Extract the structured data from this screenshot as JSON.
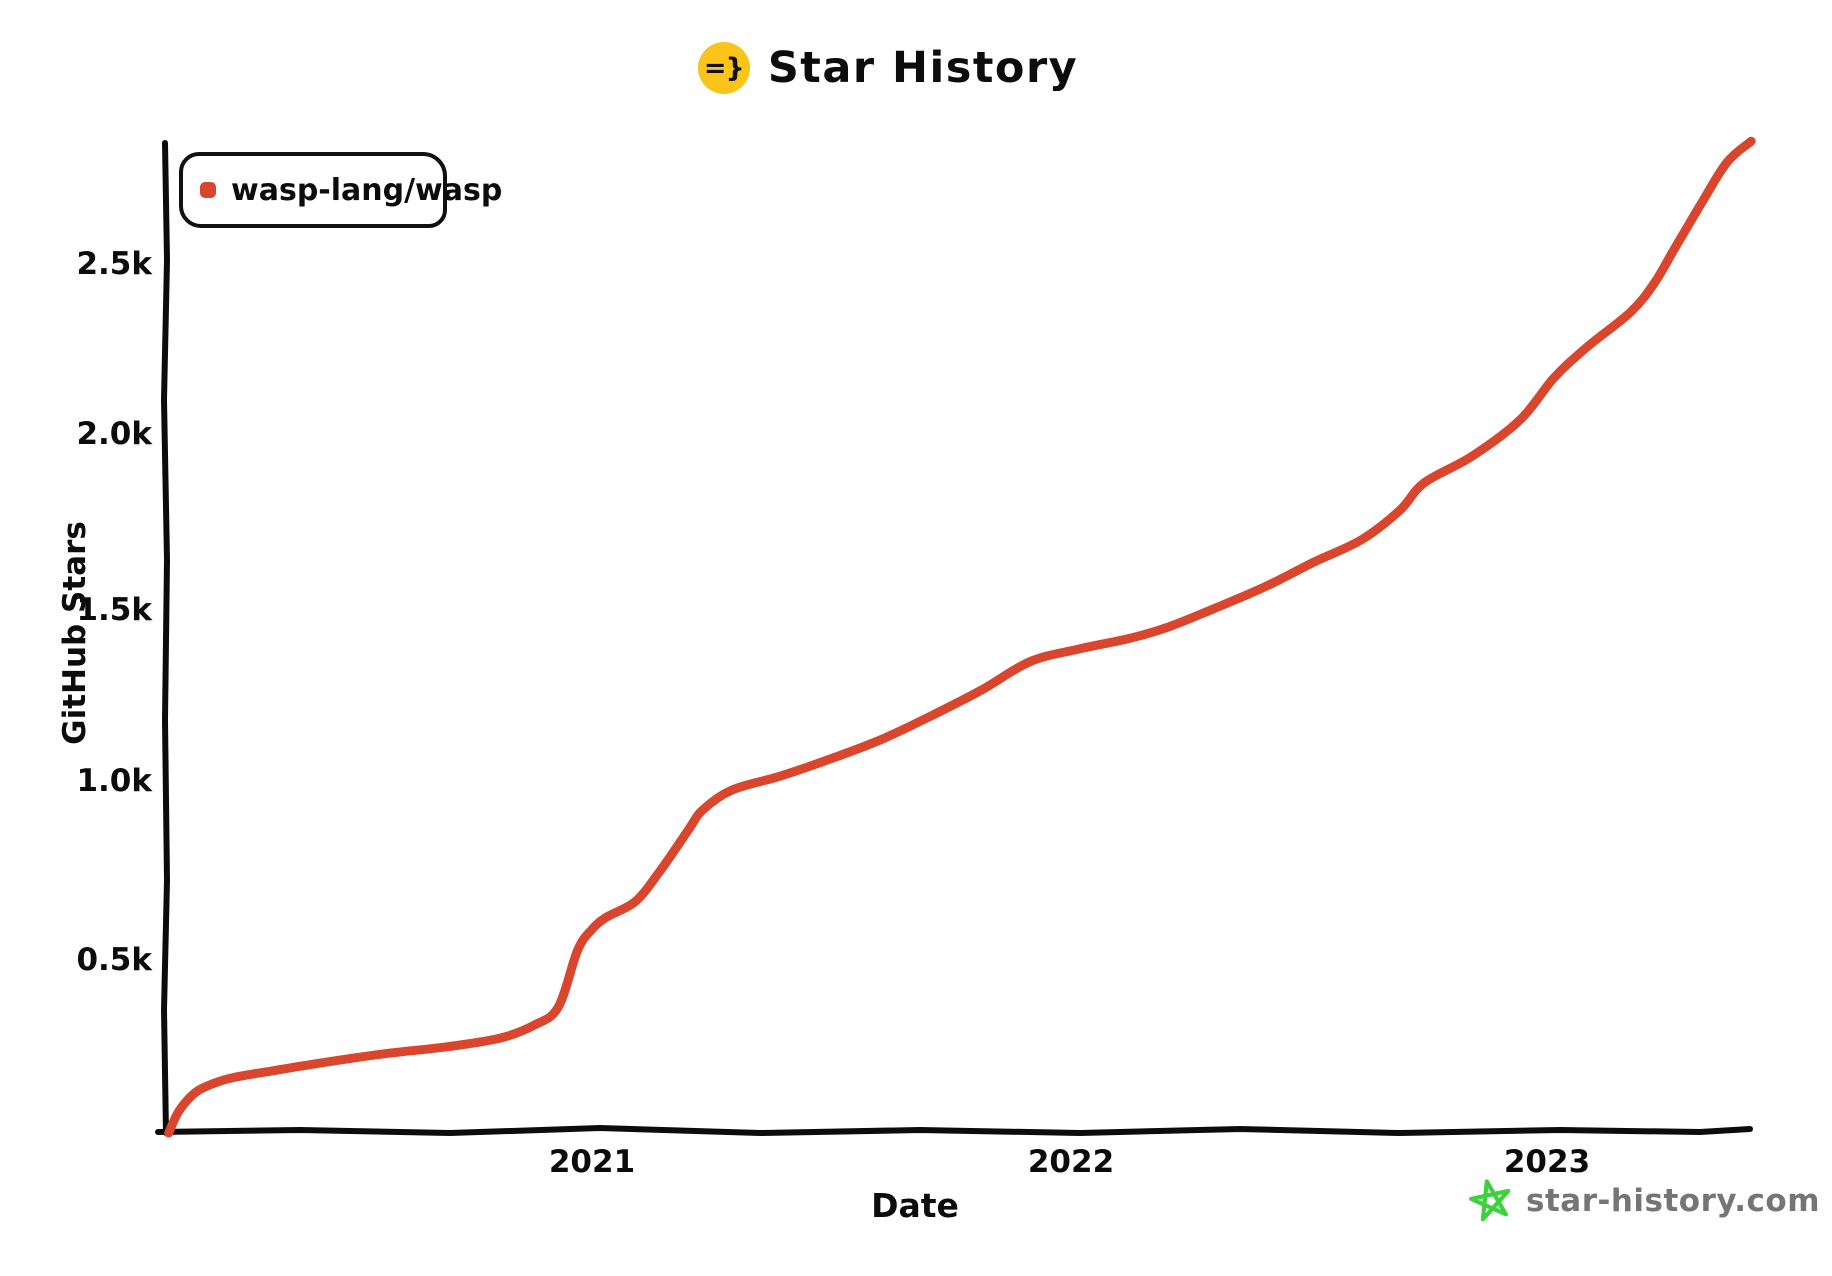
{
  "title": {
    "text": "Star History",
    "icon": "=}",
    "icon_bg": "#fac41a"
  },
  "legend": {
    "series_label": "wasp-lang/wasp",
    "marker_color": "#d9462d"
  },
  "watermark": {
    "text": "star-history.com",
    "star_color": "#3cd23c"
  },
  "chart_data": {
    "type": "line",
    "title": "Star History",
    "xlabel": "Date",
    "ylabel": "GitHub Stars",
    "grid": false,
    "legend_position": "top-left",
    "x_tick_labels": [
      "2021",
      "2022",
      "2023"
    ],
    "y_tick_labels_top_down": [
      "2.5k",
      "2.0k",
      "1.5k",
      "1.0k",
      "0.5k"
    ],
    "y_tick_values": [
      2500,
      2000,
      1500,
      1000,
      500
    ],
    "x_range_years": [
      2020.12,
      2023.41
    ],
    "y_range": [
      0,
      2880
    ],
    "series": [
      {
        "name": "wasp-lang/wasp",
        "color": "#d9462d",
        "points_year_stars": [
          [
            2020.12,
            0
          ],
          [
            2020.14,
            60
          ],
          [
            2020.17,
            110
          ],
          [
            2020.2,
            135
          ],
          [
            2020.25,
            158
          ],
          [
            2020.32,
            175
          ],
          [
            2020.43,
            200
          ],
          [
            2020.57,
            228
          ],
          [
            2020.7,
            248
          ],
          [
            2020.81,
            273
          ],
          [
            2020.88,
            310
          ],
          [
            2020.93,
            362
          ],
          [
            2020.97,
            525
          ],
          [
            2021.0,
            585
          ],
          [
            2021.03,
            620
          ],
          [
            2021.09,
            665
          ],
          [
            2021.14,
            750
          ],
          [
            2021.2,
            870
          ],
          [
            2021.23,
            928
          ],
          [
            2021.29,
            985
          ],
          [
            2021.39,
            1025
          ],
          [
            2021.49,
            1072
          ],
          [
            2021.6,
            1130
          ],
          [
            2021.7,
            1195
          ],
          [
            2021.81,
            1273
          ],
          [
            2021.91,
            1354
          ],
          [
            2022.01,
            1390
          ],
          [
            2022.12,
            1422
          ],
          [
            2022.2,
            1455
          ],
          [
            2022.29,
            1505
          ],
          [
            2022.4,
            1570
          ],
          [
            2022.5,
            1640
          ],
          [
            2022.6,
            1705
          ],
          [
            2022.68,
            1790
          ],
          [
            2022.73,
            1868
          ],
          [
            2022.83,
            1945
          ],
          [
            2022.93,
            2050
          ],
          [
            2023.0,
            2170
          ],
          [
            2023.07,
            2260
          ],
          [
            2023.16,
            2360
          ],
          [
            2023.21,
            2445
          ],
          [
            2023.25,
            2540
          ],
          [
            2023.31,
            2680
          ],
          [
            2023.36,
            2790
          ],
          [
            2023.41,
            2850
          ]
        ]
      }
    ]
  }
}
==============================
• Direction:
Your copy should repeat each entry above exactly but contain no pictures.

• Finished answer:
Extract the structured data from this screenshot as JSON.
{
  "title": {
    "text": "Star History",
    "icon": "=}",
    "icon_bg": "#fac41a"
  },
  "legend": {
    "series_label": "wasp-lang/wasp",
    "marker_color": "#d9462d"
  },
  "watermark": {
    "text": "star-history.com",
    "star_color": "#3cd23c"
  },
  "chart_data": {
    "type": "line",
    "title": "Star History",
    "xlabel": "Date",
    "ylabel": "GitHub Stars",
    "grid": false,
    "legend_position": "top-left",
    "x_tick_labels": [
      "2021",
      "2022",
      "2023"
    ],
    "y_tick_labels_top_down": [
      "2.5k",
      "2.0k",
      "1.5k",
      "1.0k",
      "0.5k"
    ],
    "y_tick_values": [
      2500,
      2000,
      1500,
      1000,
      500
    ],
    "x_range_years": [
      2020.12,
      2023.41
    ],
    "y_range": [
      0,
      2880
    ],
    "series": [
      {
        "name": "wasp-lang/wasp",
        "color": "#d9462d",
        "points_year_stars": [
          [
            2020.12,
            0
          ],
          [
            2020.14,
            60
          ],
          [
            2020.17,
            110
          ],
          [
            2020.2,
            135
          ],
          [
            2020.25,
            158
          ],
          [
            2020.32,
            175
          ],
          [
            2020.43,
            200
          ],
          [
            2020.57,
            228
          ],
          [
            2020.7,
            248
          ],
          [
            2020.81,
            273
          ],
          [
            2020.88,
            310
          ],
          [
            2020.93,
            362
          ],
          [
            2020.97,
            525
          ],
          [
            2021.0,
            585
          ],
          [
            2021.03,
            620
          ],
          [
            2021.09,
            665
          ],
          [
            2021.14,
            750
          ],
          [
            2021.2,
            870
          ],
          [
            2021.23,
            928
          ],
          [
            2021.29,
            985
          ],
          [
            2021.39,
            1025
          ],
          [
            2021.49,
            1072
          ],
          [
            2021.6,
            1130
          ],
          [
            2021.7,
            1195
          ],
          [
            2021.81,
            1273
          ],
          [
            2021.91,
            1354
          ],
          [
            2022.01,
            1390
          ],
          [
            2022.12,
            1422
          ],
          [
            2022.2,
            1455
          ],
          [
            2022.29,
            1505
          ],
          [
            2022.4,
            1570
          ],
          [
            2022.5,
            1640
          ],
          [
            2022.6,
            1705
          ],
          [
            2022.68,
            1790
          ],
          [
            2022.73,
            1868
          ],
          [
            2022.83,
            1945
          ],
          [
            2022.93,
            2050
          ],
          [
            2023.0,
            2170
          ],
          [
            2023.07,
            2260
          ],
          [
            2023.16,
            2360
          ],
          [
            2023.21,
            2445
          ],
          [
            2023.25,
            2540
          ],
          [
            2023.31,
            2680
          ],
          [
            2023.36,
            2790
          ],
          [
            2023.41,
            2850
          ]
        ]
      }
    ]
  }
}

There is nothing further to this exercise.